**EXERCISE INSTRUCTIONS:**
Only lines with the string "short" matter here; gather them from the material below.

**RECORD EXTRACTS:**
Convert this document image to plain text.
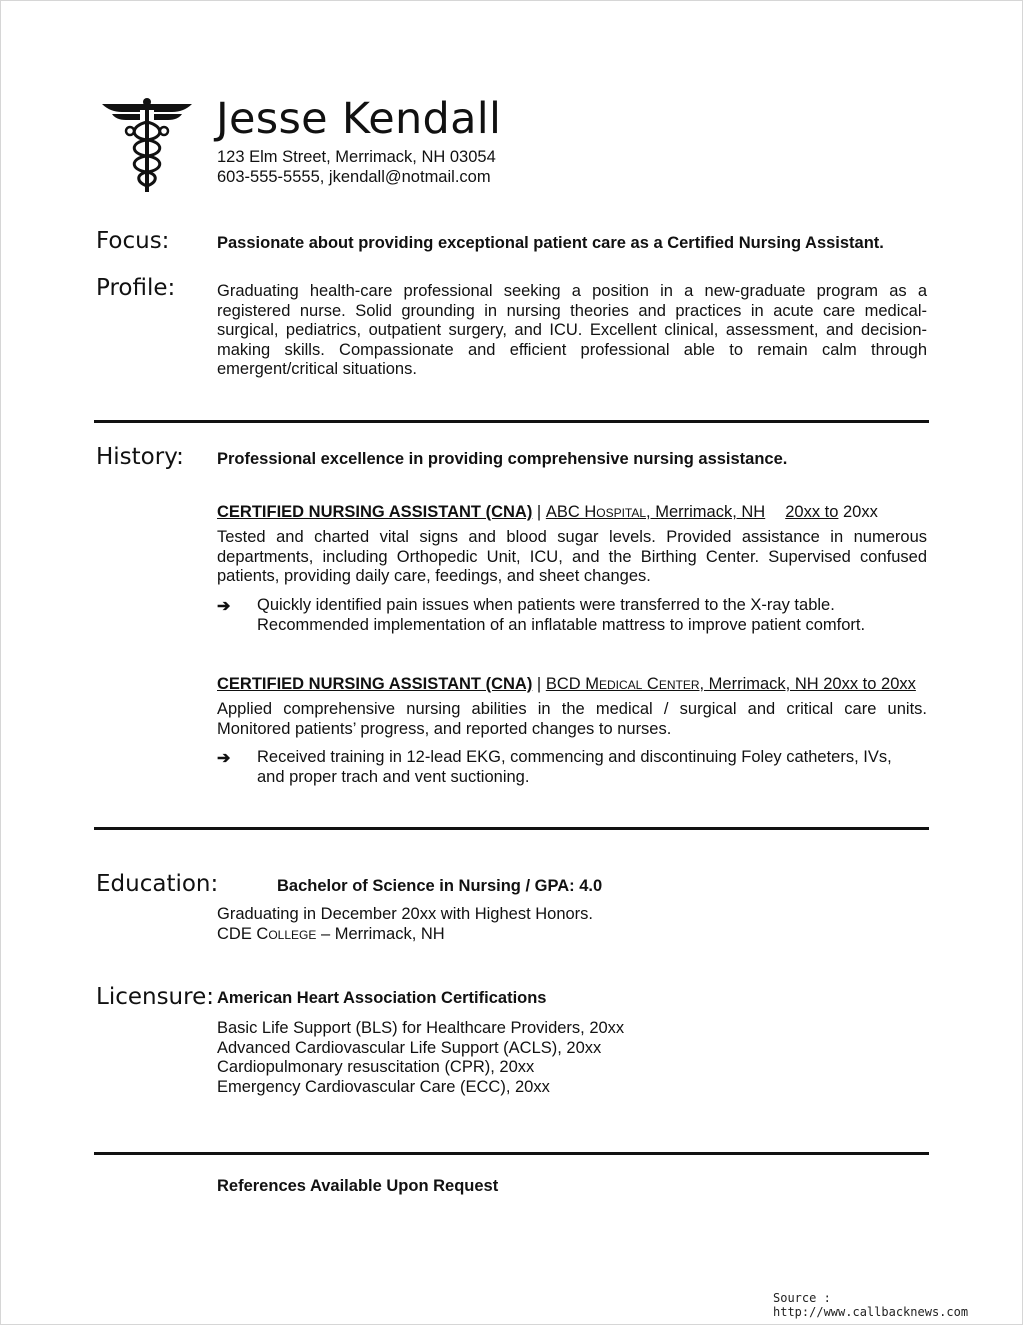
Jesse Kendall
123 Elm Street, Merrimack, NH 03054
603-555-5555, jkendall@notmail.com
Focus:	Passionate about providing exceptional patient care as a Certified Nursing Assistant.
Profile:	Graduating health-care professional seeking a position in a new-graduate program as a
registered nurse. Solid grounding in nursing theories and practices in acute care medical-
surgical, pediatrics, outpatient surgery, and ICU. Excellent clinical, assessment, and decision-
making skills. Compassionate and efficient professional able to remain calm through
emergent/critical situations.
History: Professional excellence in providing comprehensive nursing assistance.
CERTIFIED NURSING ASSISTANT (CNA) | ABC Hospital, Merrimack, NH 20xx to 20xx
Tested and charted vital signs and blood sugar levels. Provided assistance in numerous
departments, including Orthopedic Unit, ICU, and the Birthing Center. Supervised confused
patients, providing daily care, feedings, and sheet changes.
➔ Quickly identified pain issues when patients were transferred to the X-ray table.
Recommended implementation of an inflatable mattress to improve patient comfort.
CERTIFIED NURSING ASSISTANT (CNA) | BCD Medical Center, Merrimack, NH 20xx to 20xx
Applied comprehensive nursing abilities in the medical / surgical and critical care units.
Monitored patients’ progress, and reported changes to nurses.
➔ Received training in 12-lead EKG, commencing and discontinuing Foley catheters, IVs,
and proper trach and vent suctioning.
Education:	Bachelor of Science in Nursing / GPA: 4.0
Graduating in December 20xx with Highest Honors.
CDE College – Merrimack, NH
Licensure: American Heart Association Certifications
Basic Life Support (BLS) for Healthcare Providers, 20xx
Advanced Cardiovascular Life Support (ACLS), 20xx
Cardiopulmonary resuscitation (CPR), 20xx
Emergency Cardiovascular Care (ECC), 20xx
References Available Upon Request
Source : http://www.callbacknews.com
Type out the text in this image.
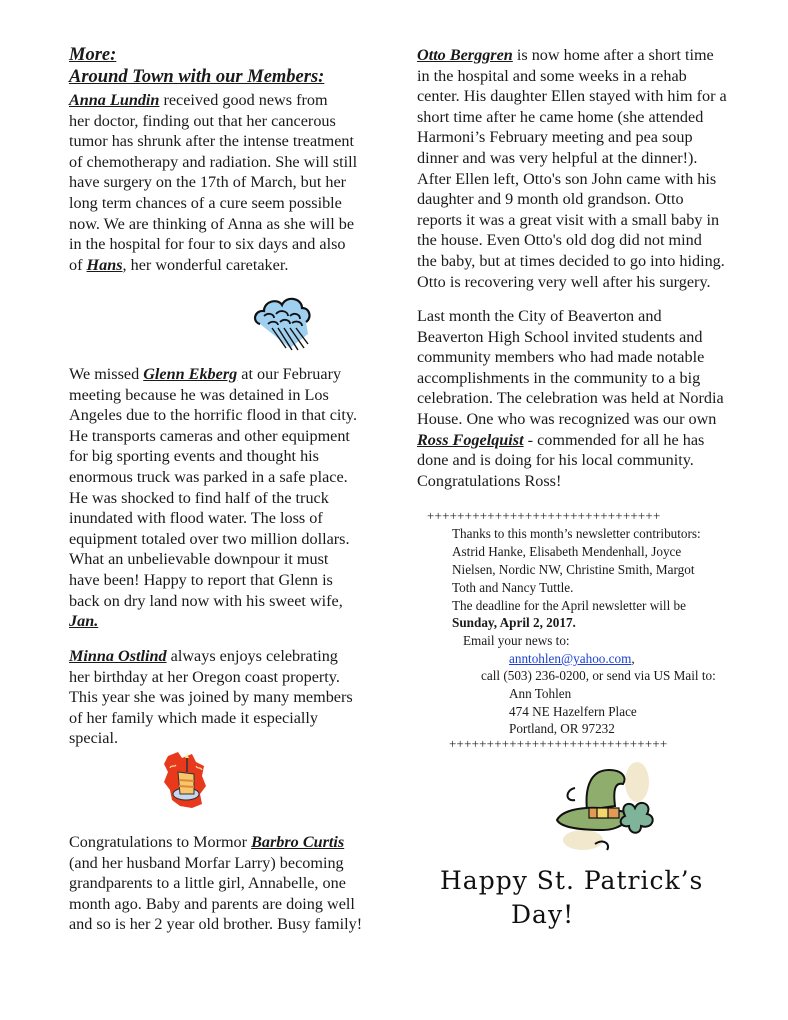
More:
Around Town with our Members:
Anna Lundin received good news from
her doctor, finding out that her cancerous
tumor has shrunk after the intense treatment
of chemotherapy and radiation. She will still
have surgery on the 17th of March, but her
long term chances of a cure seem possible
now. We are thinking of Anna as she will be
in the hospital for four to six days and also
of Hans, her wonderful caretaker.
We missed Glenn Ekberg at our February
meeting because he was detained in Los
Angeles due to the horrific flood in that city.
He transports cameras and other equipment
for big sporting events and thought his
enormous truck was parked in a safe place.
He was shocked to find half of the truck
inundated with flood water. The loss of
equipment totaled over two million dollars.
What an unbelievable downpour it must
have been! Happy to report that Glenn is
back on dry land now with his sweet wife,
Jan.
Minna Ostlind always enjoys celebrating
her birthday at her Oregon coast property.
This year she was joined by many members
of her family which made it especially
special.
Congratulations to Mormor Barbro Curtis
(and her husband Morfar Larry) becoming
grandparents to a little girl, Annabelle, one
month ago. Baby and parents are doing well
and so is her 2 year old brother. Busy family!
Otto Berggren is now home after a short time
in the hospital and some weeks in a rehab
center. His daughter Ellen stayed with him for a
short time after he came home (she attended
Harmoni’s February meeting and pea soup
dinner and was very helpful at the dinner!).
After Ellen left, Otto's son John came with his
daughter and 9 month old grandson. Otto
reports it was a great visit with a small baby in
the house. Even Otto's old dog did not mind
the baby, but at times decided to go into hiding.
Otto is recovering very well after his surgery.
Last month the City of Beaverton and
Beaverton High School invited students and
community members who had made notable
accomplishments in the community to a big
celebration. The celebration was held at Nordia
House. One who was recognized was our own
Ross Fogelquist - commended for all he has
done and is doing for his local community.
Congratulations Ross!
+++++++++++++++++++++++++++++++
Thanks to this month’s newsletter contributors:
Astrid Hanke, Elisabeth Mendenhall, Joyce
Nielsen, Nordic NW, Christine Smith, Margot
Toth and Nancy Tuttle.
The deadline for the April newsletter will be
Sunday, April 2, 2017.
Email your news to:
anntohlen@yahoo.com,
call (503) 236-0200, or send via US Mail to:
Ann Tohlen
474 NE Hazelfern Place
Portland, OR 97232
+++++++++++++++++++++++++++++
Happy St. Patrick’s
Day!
...
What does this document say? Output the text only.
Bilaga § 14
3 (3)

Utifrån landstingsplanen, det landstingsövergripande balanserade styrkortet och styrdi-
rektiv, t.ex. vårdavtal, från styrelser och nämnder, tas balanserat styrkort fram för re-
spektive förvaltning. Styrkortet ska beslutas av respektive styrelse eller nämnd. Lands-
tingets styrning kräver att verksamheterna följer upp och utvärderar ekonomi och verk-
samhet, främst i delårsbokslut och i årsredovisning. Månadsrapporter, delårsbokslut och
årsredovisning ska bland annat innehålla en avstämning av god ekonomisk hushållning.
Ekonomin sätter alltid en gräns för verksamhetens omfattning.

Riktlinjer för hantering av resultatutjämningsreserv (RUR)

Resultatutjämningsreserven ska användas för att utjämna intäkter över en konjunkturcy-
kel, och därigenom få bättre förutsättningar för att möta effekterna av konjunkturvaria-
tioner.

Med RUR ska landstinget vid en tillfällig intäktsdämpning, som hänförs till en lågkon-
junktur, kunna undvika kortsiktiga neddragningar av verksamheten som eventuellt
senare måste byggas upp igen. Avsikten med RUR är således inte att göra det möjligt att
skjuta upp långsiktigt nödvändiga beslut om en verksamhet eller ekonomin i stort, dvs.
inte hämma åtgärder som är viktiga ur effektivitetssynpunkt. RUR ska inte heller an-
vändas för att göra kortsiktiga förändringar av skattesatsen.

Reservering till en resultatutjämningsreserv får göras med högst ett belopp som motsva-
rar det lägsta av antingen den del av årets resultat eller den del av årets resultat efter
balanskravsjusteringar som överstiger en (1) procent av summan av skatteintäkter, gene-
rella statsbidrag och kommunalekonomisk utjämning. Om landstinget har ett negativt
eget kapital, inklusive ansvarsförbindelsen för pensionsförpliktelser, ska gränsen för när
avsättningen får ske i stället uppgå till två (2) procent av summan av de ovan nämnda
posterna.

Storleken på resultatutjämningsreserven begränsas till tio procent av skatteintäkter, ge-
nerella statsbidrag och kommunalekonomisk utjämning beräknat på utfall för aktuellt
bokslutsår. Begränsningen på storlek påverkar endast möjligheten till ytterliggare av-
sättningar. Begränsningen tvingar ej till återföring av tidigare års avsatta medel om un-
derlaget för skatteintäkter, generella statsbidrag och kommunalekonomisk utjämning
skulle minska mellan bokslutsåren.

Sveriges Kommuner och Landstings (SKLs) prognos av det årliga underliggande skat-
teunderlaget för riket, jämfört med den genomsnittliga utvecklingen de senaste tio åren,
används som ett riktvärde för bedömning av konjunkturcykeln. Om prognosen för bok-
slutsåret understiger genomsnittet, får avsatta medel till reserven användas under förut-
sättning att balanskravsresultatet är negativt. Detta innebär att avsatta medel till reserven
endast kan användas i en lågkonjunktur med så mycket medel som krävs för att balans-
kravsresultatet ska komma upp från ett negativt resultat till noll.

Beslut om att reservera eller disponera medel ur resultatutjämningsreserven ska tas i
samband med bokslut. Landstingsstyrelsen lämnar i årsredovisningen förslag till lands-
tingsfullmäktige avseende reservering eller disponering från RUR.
==
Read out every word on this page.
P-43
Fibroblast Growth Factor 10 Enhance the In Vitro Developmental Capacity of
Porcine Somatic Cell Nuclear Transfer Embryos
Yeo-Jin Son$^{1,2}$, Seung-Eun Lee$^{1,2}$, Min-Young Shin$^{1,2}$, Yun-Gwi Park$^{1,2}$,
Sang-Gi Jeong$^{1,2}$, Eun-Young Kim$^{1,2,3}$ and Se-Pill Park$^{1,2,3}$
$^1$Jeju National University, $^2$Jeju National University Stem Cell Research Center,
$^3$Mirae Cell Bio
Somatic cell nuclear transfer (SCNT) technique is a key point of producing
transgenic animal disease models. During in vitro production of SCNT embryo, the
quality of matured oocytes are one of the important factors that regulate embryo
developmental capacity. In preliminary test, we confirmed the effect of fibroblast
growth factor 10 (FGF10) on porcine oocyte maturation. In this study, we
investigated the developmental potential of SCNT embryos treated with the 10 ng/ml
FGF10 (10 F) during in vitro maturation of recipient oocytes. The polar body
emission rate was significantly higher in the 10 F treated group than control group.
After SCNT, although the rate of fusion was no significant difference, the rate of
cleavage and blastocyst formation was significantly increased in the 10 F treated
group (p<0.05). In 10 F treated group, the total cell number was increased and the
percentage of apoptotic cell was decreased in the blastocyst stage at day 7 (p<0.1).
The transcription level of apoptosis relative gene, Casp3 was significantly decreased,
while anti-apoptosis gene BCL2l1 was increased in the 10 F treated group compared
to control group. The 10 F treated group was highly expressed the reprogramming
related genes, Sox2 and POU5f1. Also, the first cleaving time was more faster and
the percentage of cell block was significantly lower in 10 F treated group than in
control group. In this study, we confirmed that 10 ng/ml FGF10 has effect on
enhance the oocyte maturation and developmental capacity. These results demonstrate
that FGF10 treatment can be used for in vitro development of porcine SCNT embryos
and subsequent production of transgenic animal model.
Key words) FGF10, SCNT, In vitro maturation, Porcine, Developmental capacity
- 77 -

**RESPONSE TO THIS TASK:**
Otto Berggren is now home after a short time
short time after he came home (she attended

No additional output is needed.